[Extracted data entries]

---

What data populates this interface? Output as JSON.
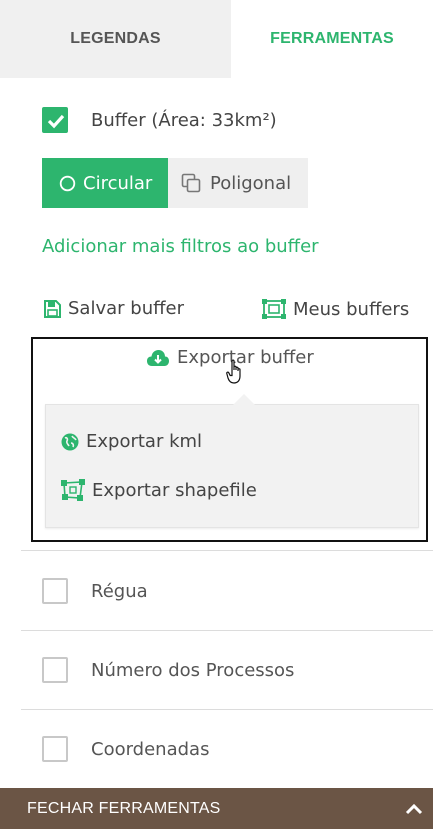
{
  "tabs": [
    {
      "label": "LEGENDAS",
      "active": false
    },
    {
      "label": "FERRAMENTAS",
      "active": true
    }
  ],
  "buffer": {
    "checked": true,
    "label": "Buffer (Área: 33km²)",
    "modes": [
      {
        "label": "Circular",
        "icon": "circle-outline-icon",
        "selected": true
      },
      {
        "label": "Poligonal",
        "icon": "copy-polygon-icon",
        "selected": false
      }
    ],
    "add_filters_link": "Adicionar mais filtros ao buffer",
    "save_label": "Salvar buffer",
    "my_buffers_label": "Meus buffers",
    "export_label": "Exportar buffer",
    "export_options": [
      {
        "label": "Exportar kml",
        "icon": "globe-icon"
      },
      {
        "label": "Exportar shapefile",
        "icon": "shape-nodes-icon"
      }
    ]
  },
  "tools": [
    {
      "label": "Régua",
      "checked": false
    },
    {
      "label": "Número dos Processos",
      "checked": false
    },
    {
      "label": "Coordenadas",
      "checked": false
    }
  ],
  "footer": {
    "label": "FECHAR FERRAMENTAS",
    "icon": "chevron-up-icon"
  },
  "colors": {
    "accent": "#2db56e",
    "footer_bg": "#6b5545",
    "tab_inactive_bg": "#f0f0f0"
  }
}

---

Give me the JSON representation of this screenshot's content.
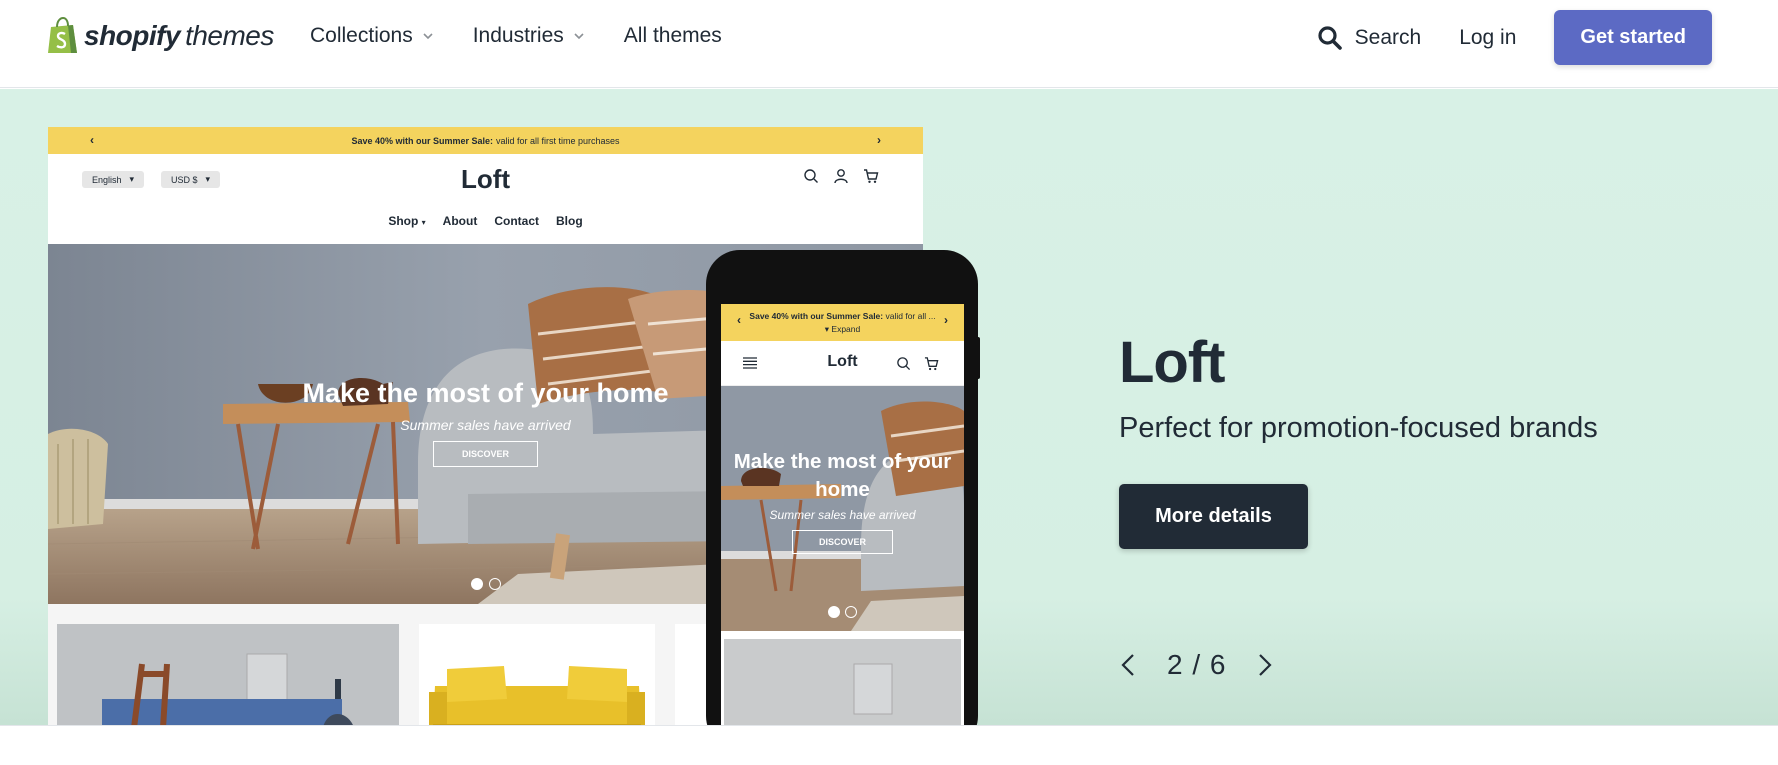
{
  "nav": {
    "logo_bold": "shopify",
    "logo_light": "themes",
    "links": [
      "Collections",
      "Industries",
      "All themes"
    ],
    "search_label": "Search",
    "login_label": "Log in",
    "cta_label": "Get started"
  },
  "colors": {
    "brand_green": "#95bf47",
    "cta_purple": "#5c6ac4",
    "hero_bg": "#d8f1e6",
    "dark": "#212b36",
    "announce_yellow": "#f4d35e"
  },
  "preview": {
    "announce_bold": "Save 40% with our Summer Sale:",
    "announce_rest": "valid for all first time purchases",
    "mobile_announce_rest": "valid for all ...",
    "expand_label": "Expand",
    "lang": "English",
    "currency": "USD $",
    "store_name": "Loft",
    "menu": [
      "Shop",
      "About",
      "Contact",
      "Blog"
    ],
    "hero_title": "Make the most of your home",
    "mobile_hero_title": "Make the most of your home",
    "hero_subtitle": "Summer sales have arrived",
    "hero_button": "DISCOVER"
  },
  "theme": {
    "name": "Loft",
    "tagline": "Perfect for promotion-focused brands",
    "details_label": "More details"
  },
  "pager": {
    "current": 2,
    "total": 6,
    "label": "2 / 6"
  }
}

---

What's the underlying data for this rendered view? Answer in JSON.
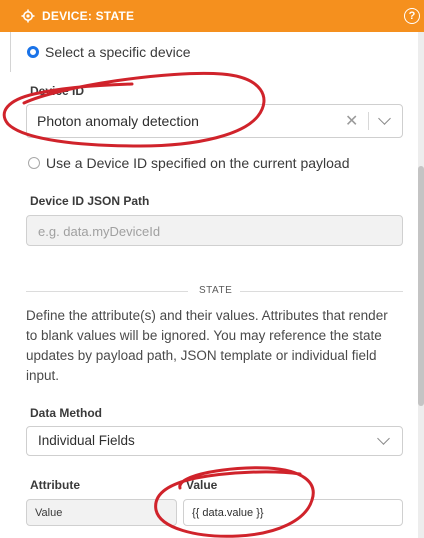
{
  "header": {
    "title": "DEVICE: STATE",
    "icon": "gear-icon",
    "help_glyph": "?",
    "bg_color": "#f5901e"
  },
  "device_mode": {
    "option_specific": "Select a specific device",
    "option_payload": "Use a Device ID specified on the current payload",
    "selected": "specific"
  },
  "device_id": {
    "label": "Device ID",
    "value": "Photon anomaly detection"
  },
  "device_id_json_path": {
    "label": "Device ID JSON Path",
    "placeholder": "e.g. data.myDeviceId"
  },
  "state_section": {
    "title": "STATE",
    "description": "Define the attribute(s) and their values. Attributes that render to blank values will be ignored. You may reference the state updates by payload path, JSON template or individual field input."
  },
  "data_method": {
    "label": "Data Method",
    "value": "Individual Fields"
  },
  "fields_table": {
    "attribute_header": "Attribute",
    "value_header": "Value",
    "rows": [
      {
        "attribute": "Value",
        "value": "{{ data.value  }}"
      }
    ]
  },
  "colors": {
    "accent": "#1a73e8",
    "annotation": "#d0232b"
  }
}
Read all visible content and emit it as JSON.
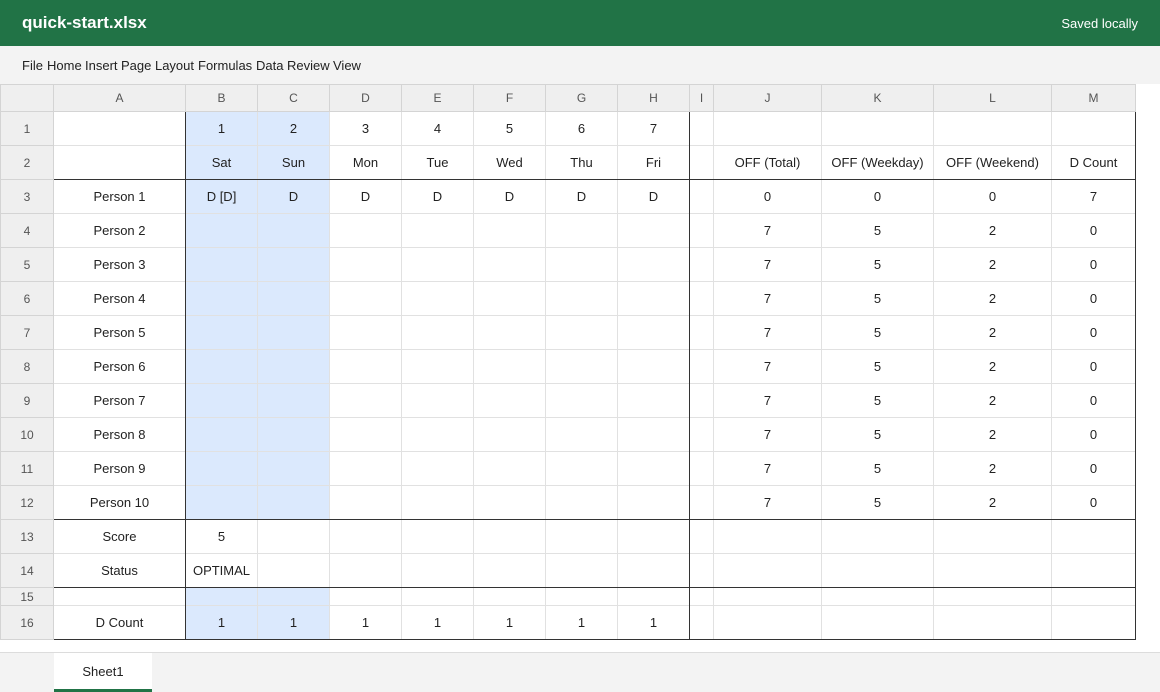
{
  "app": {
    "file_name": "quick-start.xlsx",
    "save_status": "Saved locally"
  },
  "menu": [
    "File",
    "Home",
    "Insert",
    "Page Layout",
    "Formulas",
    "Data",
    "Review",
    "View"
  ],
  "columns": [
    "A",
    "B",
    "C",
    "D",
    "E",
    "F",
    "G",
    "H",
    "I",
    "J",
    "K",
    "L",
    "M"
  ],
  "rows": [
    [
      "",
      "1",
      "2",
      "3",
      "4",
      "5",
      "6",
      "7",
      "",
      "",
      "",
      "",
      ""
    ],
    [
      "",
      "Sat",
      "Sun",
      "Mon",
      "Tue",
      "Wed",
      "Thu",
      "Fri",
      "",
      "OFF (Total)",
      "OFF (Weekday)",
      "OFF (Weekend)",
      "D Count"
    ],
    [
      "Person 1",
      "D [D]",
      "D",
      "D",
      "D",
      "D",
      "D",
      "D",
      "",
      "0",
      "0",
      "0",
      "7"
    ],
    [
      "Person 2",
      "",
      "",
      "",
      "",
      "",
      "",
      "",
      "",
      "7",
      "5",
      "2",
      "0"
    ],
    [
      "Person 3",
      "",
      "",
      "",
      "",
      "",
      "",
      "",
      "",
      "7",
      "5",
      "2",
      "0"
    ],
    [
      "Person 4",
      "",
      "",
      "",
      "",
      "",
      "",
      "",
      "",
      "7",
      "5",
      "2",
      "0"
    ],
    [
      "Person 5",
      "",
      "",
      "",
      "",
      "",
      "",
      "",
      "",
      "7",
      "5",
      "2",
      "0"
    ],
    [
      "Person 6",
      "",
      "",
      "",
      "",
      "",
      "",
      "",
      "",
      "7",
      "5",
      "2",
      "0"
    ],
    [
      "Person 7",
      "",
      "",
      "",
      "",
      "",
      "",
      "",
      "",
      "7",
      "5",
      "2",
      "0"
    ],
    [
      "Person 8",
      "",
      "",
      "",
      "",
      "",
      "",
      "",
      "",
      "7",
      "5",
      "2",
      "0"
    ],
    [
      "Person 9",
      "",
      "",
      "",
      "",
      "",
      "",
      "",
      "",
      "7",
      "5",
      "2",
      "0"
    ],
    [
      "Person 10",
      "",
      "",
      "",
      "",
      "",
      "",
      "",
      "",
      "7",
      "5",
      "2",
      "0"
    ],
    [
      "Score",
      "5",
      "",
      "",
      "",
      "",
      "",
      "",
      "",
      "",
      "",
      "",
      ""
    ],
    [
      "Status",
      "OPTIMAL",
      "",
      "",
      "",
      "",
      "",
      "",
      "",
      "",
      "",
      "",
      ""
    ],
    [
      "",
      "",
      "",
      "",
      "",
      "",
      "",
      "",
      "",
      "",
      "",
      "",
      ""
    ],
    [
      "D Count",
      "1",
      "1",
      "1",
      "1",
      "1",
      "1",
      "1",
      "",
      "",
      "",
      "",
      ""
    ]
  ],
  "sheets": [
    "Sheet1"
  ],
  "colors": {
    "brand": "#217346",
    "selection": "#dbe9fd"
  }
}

---

From the entries, copy out each line containing the word "most".

    "hero_title": "Make the most of your home",
    "mobile_hero_title": "Make the most of your home",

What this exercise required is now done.